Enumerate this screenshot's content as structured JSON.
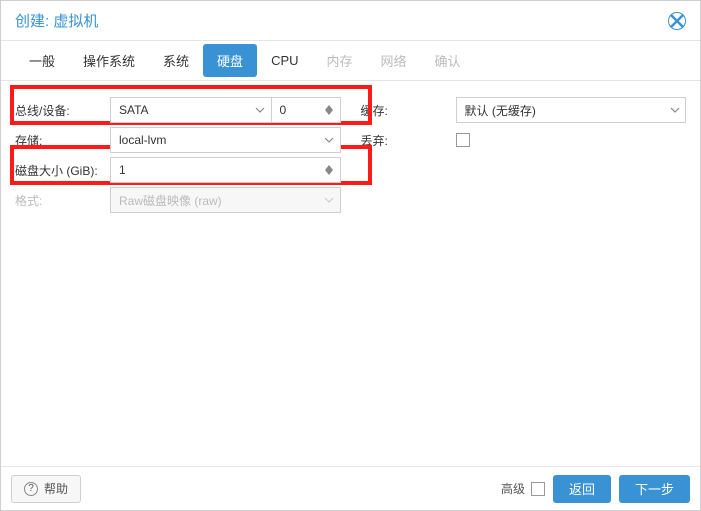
{
  "title": "创建: 虚拟机",
  "tabs": {
    "general": "一般",
    "os": "操作系统",
    "system": "系统",
    "disk": "硬盘",
    "cpu": "CPU",
    "memory": "内存",
    "network": "网络",
    "confirm": "确认"
  },
  "left": {
    "bus_device_label": "总线/设备:",
    "bus_value": "SATA",
    "device_value": "0",
    "storage_label": "存储:",
    "storage_value": "local-lvm",
    "disk_size_label": "磁盘大小 (GiB):",
    "disk_size_value": "1",
    "format_label": "格式:",
    "format_value": "Raw磁盘映像 (raw)"
  },
  "right": {
    "cache_label": "缓存:",
    "cache_value": "默认 (无缓存)",
    "discard_label": "丢弃:"
  },
  "footer": {
    "help": "帮助",
    "advanced": "高级",
    "back": "返回",
    "next": "下一步"
  }
}
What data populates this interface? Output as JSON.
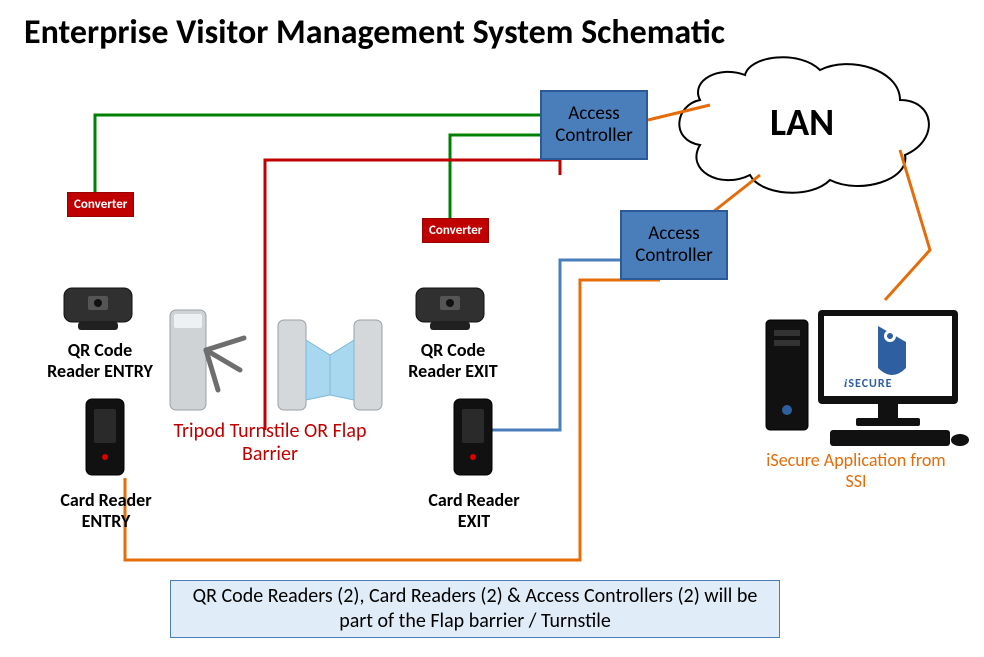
{
  "title": "Enterprise Visitor Management System Schematic",
  "access_controller_1": "Access Controller",
  "access_controller_2": "Access Controller",
  "converter_1": "Converter",
  "converter_2": "Converter",
  "lan": "LAN",
  "qr_entry": "QR Code Reader ENTRY",
  "qr_exit": "QR Code Reader EXIT",
  "card_entry": "Card Reader ENTRY",
  "card_exit": "Card Reader EXIT",
  "turnstile": "Tripod Turnstile OR Flap Barrier",
  "app": "iSecure Application from SSI",
  "isecure": "SECURE",
  "footer": "QR Code Readers (2),  Card Readers (2)  & Access Controllers (2) will be part of the Flap barrier / Turnstile"
}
· · · · ·
→ What you should do:
Every record above should come back exactly, but without its pictures.

→ Completed exercise:
Enumerate this screenshot's content as structured JSON.
{
  "title": "创建: 虚拟机",
  "tabs": {
    "general": "一般",
    "os": "操作系统",
    "system": "系统",
    "disk": "硬盘",
    "cpu": "CPU",
    "memory": "内存",
    "network": "网络",
    "confirm": "确认"
  },
  "left": {
    "bus_device_label": "总线/设备:",
    "bus_value": "SATA",
    "device_value": "0",
    "storage_label": "存储:",
    "storage_value": "local-lvm",
    "disk_size_label": "磁盘大小 (GiB):",
    "disk_size_value": "1",
    "format_label": "格式:",
    "format_value": "Raw磁盘映像 (raw)"
  },
  "right": {
    "cache_label": "缓存:",
    "cache_value": "默认 (无缓存)",
    "discard_label": "丢弃:"
  },
  "footer": {
    "help": "帮助",
    "advanced": "高级",
    "back": "返回",
    "next": "下一步"
  }
}
What data populates this interface? Output as JSON.
{
  "title": "Enterprise Visitor Management System Schematic",
  "access_controller_1": "Access Controller",
  "access_controller_2": "Access Controller",
  "converter_1": "Converter",
  "converter_2": "Converter",
  "lan": "LAN",
  "qr_entry": "QR Code Reader ENTRY",
  "qr_exit": "QR Code Reader EXIT",
  "card_entry": "Card Reader ENTRY",
  "card_exit": "Card Reader EXIT",
  "turnstile": "Tripod Turnstile OR Flap Barrier",
  "app": "iSecure Application from SSI",
  "isecure": "SECURE",
  "footer": "QR Code Readers (2),  Card Readers (2)  & Access Controllers (2) will be part of the Flap barrier / Turnstile"
}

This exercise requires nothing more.